-- Start ENTRIES SUPPLIED --

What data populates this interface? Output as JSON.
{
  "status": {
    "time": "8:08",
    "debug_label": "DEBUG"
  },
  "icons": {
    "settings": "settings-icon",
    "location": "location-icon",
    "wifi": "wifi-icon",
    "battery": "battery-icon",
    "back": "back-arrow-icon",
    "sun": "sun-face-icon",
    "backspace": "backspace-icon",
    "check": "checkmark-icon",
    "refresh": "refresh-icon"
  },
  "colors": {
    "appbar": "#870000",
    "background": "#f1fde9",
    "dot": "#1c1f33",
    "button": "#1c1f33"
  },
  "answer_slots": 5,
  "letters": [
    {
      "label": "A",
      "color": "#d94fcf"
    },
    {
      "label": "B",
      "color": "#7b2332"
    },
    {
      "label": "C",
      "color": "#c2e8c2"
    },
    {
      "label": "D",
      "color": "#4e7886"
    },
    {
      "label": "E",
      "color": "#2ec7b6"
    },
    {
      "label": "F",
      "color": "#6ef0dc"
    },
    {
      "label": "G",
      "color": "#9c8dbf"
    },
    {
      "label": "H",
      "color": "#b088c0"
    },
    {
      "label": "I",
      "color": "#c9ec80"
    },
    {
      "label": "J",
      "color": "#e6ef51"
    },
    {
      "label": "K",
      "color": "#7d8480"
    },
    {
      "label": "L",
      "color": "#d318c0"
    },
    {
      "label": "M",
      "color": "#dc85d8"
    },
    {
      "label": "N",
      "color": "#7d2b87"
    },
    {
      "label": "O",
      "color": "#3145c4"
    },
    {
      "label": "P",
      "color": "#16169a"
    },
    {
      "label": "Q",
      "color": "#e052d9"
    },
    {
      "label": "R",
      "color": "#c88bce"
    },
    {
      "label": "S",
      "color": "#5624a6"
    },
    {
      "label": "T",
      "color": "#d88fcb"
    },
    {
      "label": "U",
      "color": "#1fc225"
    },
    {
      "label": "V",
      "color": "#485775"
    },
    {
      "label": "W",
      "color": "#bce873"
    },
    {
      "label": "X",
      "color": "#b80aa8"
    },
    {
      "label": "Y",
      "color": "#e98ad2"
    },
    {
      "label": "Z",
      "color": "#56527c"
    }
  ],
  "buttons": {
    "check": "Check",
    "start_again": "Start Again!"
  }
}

-- End ENTRIES SUPPLIED --

• [WHAT YOU SHOULD DO]
Using the exact wording, write out all of the records.

• [ANSWER IN FULL]
What data populates this interface? Output as JSON.
{
  "status": {
    "time": "8:08",
    "debug_label": "DEBUG"
  },
  "icons": {
    "settings": "settings-icon",
    "location": "location-icon",
    "wifi": "wifi-icon",
    "battery": "battery-icon",
    "back": "back-arrow-icon",
    "sun": "sun-face-icon",
    "backspace": "backspace-icon",
    "check": "checkmark-icon",
    "refresh": "refresh-icon"
  },
  "colors": {
    "appbar": "#870000",
    "background": "#f1fde9",
    "dot": "#1c1f33",
    "button": "#1c1f33"
  },
  "answer_slots": 5,
  "letters": [
    {
      "label": "A",
      "color": "#d94fcf"
    },
    {
      "label": "B",
      "color": "#7b2332"
    },
    {
      "label": "C",
      "color": "#c2e8c2"
    },
    {
      "label": "D",
      "color": "#4e7886"
    },
    {
      "label": "E",
      "color": "#2ec7b6"
    },
    {
      "label": "F",
      "color": "#6ef0dc"
    },
    {
      "label": "G",
      "color": "#9c8dbf"
    },
    {
      "label": "H",
      "color": "#b088c0"
    },
    {
      "label": "I",
      "color": "#c9ec80"
    },
    {
      "label": "J",
      "color": "#e6ef51"
    },
    {
      "label": "K",
      "color": "#7d8480"
    },
    {
      "label": "L",
      "color": "#d318c0"
    },
    {
      "label": "M",
      "color": "#dc85d8"
    },
    {
      "label": "N",
      "color": "#7d2b87"
    },
    {
      "label": "O",
      "color": "#3145c4"
    },
    {
      "label": "P",
      "color": "#16169a"
    },
    {
      "label": "Q",
      "color": "#e052d9"
    },
    {
      "label": "R",
      "color": "#c88bce"
    },
    {
      "label": "S",
      "color": "#5624a6"
    },
    {
      "label": "T",
      "color": "#d88fcb"
    },
    {
      "label": "U",
      "color": "#1fc225"
    },
    {
      "label": "V",
      "color": "#485775"
    },
    {
      "label": "W",
      "color": "#bce873"
    },
    {
      "label": "X",
      "color": "#b80aa8"
    },
    {
      "label": "Y",
      "color": "#e98ad2"
    },
    {
      "label": "Z",
      "color": "#56527c"
    }
  ],
  "buttons": {
    "check": "Check",
    "start_again": "Start Again!"
  }
}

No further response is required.